---------- Given data ----------

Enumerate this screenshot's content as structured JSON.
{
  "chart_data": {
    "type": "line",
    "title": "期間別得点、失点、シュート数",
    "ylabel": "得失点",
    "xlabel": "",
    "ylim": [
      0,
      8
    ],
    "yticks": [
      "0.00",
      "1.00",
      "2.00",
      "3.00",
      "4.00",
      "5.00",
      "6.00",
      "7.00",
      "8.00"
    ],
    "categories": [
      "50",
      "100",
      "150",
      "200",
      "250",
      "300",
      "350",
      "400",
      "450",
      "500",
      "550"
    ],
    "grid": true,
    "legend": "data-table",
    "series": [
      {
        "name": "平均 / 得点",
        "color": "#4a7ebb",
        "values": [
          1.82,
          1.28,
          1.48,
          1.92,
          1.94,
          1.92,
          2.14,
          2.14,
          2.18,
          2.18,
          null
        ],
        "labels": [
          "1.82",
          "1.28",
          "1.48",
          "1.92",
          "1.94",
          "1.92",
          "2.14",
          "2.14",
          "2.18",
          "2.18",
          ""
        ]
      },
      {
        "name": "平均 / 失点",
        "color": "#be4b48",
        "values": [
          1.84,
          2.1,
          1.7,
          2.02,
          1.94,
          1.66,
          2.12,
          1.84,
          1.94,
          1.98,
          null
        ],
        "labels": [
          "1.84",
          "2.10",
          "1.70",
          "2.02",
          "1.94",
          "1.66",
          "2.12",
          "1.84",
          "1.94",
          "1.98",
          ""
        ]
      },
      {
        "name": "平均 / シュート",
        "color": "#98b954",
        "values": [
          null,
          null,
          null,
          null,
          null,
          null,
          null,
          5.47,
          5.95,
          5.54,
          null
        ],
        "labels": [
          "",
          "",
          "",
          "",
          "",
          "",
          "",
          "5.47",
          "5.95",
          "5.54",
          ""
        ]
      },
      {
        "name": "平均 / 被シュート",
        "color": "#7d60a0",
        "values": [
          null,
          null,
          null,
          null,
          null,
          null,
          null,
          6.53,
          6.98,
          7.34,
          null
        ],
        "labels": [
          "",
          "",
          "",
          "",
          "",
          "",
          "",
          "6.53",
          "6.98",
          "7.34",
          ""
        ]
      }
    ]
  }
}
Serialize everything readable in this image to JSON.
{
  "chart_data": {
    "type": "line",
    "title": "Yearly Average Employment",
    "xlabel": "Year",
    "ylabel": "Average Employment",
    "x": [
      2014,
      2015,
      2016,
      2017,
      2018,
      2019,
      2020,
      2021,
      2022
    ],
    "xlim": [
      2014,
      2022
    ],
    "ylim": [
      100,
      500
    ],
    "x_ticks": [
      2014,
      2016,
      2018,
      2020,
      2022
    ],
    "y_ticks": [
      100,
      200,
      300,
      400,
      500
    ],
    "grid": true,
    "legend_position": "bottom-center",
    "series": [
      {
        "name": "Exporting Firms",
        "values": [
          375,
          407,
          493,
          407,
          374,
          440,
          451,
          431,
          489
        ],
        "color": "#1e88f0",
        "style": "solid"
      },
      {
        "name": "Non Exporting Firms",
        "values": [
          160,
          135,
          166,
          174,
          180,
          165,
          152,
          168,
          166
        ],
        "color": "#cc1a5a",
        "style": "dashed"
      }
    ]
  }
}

----------

**Problem details**
Extract every line containing the string "ylabel" from the material.

**Problem solution**
    "ylabel": "得失点",
    "ylabel": "Average Employment",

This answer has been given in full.